- Work instructions -
Omit every picture while repeating the entries exactly.

- Dataset excerpts -
++++++

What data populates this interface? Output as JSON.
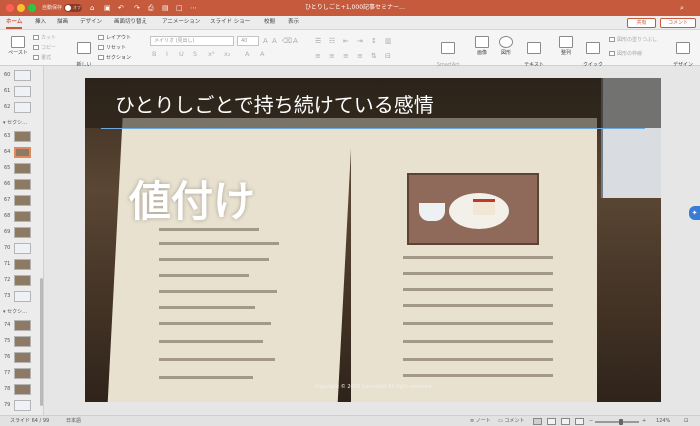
{
  "window": {
    "title": "ひとりしごと+1,000記事セミナー…",
    "autosave_label": "自動保存",
    "autosave_state": "オフ"
  },
  "ribbon_tabs": [
    "ホーム",
    "挿入",
    "描画",
    "デザイン",
    "画面切り替え",
    "アニメーション",
    "スライド ショー",
    "校閲",
    "表示"
  ],
  "share_button": "共有",
  "comments_button": "コメント",
  "ribbon": {
    "paste": "ペースト",
    "cut": "カット",
    "copy": "コピー",
    "format": "書式",
    "new_slide": "新しい\nスライド",
    "layout": "レイアウト",
    "reset": "リセット",
    "section": "セクション",
    "font_name": "メイリオ (見出し)",
    "font_size": "40",
    "smartart": "SmartArt\nに変換",
    "image": "画像",
    "shapes": "図形",
    "textbox": "テキスト\nボックス",
    "arrange": "整列",
    "quick_styles": "クイック\nスタイル",
    "shape_fill": "図形の塗りつぶし",
    "shape_outline": "図形の枠線",
    "design_ideas": "デザイン\nアイデア"
  },
  "thumbnails": {
    "sections": [
      "セクシ…",
      "セクシ…"
    ],
    "slides": [
      "60",
      "61",
      "62",
      "63",
      "64",
      "65",
      "66",
      "67",
      "68",
      "69",
      "70",
      "71",
      "72",
      "73",
      "74",
      "75",
      "76",
      "77",
      "78",
      "79"
    ],
    "selected": "64"
  },
  "slide": {
    "title": "ひとりしごとで持ち続けている感情",
    "heading": "値付け",
    "copyright": "Copyright © 2019 Consuloot All right reserved"
  },
  "statusbar": {
    "slide_info": "スライド 64 / 99",
    "language": "日本語",
    "notes": "ノート",
    "comments": "コメント",
    "zoom": "124%"
  },
  "colors": {
    "accent": "#c55a3c",
    "title_underline": "#6fa8dc"
  },
  "icons": [
    "autosave-toggle",
    "home-icon",
    "save-icon",
    "undo-icon",
    "redo-icon",
    "print-icon",
    "search-icon"
  ]
}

++++++

- Correct response -
What data populates this interface? Output as JSON.
{
  "window": {
    "title": "ひとりしごと+1,000記事セミナー…",
    "autosave_label": "自動保存",
    "autosave_state": "オフ"
  },
  "ribbon_tabs": [
    "ホーム",
    "挿入",
    "描画",
    "デザイン",
    "画面切り替え",
    "アニメーション",
    "スライド ショー",
    "校閲",
    "表示"
  ],
  "share_button": "共有",
  "comments_button": "コメント",
  "ribbon": {
    "paste": "ペースト",
    "cut": "カット",
    "copy": "コピー",
    "format": "書式",
    "new_slide": "新しい\nスライド",
    "layout": "レイアウト",
    "reset": "リセット",
    "section": "セクション",
    "font_name": "メイリオ (見出し)",
    "font_size": "40",
    "smartart": "SmartArt\nに変換",
    "image": "画像",
    "shapes": "図形",
    "textbox": "テキスト\nボックス",
    "arrange": "整列",
    "quick_styles": "クイック\nスタイル",
    "shape_fill": "図形の塗りつぶし",
    "shape_outline": "図形の枠線",
    "design_ideas": "デザイン\nアイデア"
  },
  "thumbnails": {
    "sections": [
      "セクシ…",
      "セクシ…"
    ],
    "slides": [
      "60",
      "61",
      "62",
      "63",
      "64",
      "65",
      "66",
      "67",
      "68",
      "69",
      "70",
      "71",
      "72",
      "73",
      "74",
      "75",
      "76",
      "77",
      "78",
      "79"
    ],
    "selected": "64"
  },
  "slide": {
    "title": "ひとりしごとで持ち続けている感情",
    "heading": "値付け",
    "copyright": "Copyright © 2019 Consuloot All right reserved"
  },
  "statusbar": {
    "slide_info": "スライド 64 / 99",
    "language": "日本語",
    "notes": "ノート",
    "comments": "コメント",
    "zoom": "124%"
  },
  "colors": {
    "accent": "#c55a3c",
    "title_underline": "#6fa8dc"
  },
  "icons": [
    "autosave-toggle",
    "home-icon",
    "save-icon",
    "undo-icon",
    "redo-icon",
    "print-icon",
    "search-icon"
  ]
}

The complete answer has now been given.